# The request
Find each line containing the string "origin". Copy it.

━━ Supplied entries

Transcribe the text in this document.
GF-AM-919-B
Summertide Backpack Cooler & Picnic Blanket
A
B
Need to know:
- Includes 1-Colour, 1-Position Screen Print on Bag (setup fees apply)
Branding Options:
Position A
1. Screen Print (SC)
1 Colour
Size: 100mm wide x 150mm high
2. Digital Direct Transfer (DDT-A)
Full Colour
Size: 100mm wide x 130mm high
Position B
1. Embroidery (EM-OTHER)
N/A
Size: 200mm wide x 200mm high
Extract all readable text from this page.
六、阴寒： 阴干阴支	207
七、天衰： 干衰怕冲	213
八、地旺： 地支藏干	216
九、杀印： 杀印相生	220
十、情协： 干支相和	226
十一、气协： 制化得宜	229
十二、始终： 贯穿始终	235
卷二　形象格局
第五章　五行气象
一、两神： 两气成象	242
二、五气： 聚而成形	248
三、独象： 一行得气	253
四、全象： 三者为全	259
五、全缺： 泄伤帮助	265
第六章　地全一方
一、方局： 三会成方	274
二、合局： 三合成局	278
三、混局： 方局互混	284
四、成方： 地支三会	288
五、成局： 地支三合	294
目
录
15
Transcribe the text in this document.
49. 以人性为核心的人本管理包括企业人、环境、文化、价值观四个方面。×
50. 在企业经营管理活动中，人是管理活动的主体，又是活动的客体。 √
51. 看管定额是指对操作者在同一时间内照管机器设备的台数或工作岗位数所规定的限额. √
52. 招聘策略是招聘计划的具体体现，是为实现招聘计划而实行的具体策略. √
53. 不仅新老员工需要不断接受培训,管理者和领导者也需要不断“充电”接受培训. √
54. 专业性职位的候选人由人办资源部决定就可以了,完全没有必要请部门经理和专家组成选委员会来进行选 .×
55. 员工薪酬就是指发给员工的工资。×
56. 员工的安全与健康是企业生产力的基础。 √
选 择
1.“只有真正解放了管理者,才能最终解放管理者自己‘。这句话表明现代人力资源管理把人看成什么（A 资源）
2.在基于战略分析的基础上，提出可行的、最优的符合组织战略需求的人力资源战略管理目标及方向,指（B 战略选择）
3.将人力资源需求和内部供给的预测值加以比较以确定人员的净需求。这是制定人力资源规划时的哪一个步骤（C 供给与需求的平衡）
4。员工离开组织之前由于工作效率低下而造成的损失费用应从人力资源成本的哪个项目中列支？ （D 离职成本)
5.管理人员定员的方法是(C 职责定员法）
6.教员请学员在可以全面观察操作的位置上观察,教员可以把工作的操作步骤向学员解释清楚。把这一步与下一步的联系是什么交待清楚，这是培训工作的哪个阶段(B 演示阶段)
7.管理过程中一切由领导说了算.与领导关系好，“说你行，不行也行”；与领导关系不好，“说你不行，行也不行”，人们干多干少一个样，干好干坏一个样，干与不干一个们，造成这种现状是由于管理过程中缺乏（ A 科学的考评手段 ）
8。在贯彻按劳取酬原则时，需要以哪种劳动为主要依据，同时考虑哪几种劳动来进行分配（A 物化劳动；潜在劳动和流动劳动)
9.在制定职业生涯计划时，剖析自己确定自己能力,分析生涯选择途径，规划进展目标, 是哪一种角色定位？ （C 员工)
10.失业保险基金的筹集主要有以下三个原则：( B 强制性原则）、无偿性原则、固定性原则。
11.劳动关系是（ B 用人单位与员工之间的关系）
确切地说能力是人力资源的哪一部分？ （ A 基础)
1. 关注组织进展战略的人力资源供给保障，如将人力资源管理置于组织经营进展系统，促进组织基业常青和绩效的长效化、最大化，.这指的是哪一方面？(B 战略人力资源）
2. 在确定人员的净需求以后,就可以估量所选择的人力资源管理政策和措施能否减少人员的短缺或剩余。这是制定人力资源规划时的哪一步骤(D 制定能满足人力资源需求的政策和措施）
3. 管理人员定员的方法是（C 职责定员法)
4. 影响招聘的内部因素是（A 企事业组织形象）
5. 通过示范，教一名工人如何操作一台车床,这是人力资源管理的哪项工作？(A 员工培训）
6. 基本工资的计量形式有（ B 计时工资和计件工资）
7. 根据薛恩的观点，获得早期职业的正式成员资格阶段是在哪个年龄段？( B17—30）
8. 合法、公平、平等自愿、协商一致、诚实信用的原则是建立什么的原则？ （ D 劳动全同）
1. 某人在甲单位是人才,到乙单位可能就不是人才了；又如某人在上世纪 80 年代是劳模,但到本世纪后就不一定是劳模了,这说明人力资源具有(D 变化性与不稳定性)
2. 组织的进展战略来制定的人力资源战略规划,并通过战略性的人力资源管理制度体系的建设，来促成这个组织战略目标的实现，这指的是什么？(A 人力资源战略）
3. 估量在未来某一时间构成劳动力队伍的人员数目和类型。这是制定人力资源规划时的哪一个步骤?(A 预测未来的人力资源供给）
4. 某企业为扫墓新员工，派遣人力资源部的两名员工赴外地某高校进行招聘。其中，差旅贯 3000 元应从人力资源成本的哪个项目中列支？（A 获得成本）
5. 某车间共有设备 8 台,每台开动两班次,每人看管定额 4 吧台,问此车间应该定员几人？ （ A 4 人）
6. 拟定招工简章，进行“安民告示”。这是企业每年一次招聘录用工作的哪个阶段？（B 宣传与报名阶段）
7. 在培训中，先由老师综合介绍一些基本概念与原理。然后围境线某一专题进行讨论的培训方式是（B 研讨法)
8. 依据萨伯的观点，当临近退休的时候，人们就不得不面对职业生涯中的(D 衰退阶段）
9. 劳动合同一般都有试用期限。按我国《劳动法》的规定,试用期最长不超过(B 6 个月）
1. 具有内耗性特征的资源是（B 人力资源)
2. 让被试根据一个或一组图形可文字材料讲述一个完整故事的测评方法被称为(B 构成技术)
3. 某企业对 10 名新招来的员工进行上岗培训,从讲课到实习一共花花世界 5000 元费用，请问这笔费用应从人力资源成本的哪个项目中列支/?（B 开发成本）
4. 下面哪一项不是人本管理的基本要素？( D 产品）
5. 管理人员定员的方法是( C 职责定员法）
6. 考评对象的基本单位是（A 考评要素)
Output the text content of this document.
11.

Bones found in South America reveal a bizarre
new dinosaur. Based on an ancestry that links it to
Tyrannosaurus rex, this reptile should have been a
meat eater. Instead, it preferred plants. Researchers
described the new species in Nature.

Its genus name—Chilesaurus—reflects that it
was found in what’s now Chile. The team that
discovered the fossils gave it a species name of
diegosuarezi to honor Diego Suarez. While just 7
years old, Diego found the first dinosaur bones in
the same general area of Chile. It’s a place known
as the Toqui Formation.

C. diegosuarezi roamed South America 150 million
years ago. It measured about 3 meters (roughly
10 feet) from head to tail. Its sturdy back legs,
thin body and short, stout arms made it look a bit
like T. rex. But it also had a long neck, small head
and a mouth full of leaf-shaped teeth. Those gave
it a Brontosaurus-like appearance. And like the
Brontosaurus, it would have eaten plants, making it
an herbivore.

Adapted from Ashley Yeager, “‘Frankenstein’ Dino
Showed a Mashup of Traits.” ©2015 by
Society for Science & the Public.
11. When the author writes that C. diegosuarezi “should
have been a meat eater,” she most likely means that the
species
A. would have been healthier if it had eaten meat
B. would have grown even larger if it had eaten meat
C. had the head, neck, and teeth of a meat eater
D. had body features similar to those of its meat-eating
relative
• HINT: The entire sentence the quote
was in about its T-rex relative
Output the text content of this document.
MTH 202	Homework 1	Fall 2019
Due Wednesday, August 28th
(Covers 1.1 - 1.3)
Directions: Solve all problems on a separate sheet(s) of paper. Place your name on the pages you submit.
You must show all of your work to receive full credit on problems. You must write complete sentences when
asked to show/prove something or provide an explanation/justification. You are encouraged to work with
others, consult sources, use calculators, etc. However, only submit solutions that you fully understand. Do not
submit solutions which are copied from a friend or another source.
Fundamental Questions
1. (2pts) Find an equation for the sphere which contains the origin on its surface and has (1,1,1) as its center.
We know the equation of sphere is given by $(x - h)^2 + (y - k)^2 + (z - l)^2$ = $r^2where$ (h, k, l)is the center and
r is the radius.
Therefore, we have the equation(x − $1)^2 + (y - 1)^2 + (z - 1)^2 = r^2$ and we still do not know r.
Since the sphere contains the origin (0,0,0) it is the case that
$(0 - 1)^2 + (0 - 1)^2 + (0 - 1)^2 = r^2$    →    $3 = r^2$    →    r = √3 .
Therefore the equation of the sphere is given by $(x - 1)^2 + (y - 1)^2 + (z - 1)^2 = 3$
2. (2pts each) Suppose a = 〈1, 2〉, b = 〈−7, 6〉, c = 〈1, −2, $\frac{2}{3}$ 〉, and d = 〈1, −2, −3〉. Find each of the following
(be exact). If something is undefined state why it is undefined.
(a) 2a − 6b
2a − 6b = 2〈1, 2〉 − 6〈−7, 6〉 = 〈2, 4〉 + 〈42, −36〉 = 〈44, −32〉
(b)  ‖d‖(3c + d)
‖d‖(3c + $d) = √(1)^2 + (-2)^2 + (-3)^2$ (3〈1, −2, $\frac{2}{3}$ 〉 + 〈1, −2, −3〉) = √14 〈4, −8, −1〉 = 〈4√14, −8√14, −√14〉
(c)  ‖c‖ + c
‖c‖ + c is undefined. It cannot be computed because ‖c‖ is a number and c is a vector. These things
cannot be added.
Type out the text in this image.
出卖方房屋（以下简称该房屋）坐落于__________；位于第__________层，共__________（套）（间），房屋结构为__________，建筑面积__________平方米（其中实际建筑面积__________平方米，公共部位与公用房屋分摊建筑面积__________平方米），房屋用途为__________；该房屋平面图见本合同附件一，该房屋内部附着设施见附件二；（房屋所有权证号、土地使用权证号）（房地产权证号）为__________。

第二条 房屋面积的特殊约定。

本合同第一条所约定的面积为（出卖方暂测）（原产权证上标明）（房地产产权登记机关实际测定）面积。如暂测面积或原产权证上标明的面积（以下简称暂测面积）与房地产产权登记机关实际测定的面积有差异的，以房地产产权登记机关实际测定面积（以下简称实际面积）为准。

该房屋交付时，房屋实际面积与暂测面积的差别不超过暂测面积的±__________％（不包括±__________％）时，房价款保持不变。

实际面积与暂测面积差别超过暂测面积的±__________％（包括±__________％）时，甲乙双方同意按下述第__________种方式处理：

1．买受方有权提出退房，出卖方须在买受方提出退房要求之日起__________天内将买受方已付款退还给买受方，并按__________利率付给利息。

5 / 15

━━━━

# Solution to this problem
1. (2pts) Find an equation for the sphere which contains the origin on its surface and has (1,1,1) as its center.
Since the sphere contains the origin (0,0,0) it is the case that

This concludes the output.